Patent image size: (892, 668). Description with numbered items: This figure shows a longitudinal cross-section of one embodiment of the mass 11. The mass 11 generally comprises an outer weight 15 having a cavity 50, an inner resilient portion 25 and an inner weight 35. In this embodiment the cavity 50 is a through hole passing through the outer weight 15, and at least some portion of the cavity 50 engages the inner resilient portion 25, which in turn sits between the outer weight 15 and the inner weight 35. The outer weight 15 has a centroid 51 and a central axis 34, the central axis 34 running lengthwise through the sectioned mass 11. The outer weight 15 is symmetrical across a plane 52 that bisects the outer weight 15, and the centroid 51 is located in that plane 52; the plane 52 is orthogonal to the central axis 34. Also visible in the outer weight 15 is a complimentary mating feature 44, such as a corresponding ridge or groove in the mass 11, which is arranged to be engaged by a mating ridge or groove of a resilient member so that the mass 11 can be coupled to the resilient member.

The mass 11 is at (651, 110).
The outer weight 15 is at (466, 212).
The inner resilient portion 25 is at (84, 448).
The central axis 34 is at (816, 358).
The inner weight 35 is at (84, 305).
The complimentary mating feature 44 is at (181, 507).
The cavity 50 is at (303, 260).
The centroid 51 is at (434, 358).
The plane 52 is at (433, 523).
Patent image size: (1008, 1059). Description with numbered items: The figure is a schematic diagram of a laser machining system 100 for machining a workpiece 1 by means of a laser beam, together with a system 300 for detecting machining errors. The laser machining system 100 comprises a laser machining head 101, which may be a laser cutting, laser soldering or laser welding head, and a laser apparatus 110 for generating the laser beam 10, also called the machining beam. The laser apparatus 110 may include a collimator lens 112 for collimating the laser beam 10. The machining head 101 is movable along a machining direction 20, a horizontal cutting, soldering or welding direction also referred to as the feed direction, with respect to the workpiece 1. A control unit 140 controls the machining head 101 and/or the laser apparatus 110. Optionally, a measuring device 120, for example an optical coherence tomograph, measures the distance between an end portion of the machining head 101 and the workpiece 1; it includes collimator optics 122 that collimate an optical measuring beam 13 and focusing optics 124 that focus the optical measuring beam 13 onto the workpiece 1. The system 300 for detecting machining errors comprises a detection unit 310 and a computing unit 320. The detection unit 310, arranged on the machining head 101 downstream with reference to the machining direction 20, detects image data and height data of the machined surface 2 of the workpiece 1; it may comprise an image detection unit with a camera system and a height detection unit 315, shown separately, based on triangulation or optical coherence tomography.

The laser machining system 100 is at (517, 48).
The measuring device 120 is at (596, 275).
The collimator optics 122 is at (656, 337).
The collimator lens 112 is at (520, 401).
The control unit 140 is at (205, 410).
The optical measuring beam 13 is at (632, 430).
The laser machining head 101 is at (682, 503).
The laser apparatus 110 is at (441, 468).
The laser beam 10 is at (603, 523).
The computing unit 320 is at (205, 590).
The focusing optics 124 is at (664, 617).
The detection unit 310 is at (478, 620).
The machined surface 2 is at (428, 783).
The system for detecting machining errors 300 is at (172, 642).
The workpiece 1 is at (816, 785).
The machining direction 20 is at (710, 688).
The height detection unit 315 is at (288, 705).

▬▬▬

■ **Given request**: Starting from the top of the data and ending with the line that contains "The plane 52 is at (433, 523).", write those lines out again with "longitudinal cross-section" swapped for "lengthwise cross-section" and nothing else changed.

■ **Complete output**:
Patent image size: (892, 668). Description with numbered items: This figure shows a lengthwise cross-section of one embodiment of the mass 11. The mass 11 generally comprises an outer weight 15 having a cavity 50, an inner resilient portion 25 and an inner weight 35. In this embodiment the cavity 50 is a through hole passing through the outer weight 15, and at least some portion of the cavity 50 engages the inner resilient portion 25, which in turn sits between the outer weight 15 and the inner weight 35. The outer weight 15 has a centroid 51 and a central axis 34, the central axis 34 running lengthwise through the sectioned mass 11. The outer weight 15 is symmetrical across a plane 52 that bisects the outer weight 15, and the centroid 51 is located in that plane 52; the plane 52 is orthogonal to the central axis 34. Also visible in the outer weight 15 is a complimentary mating feature 44, such as a corresponding ridge or groove in the mass 11, which is arranged to be engaged by a mating ridge or groove of a resilient member so that the mass 11 can be coupled to the resilient member.

The mass 11 is at (651, 110).
The outer weight 15 is at (466, 212).
The inner resilient portion 25 is at (84, 448).
The central axis 34 is at (816, 358).
The inner weight 35 is at (84, 305).
The complimentary mating feature 44 is at (181, 507).
The cavity 50 is at (303, 260).
The centroid 51 is at (434, 358).
The plane 52 is at (433, 523).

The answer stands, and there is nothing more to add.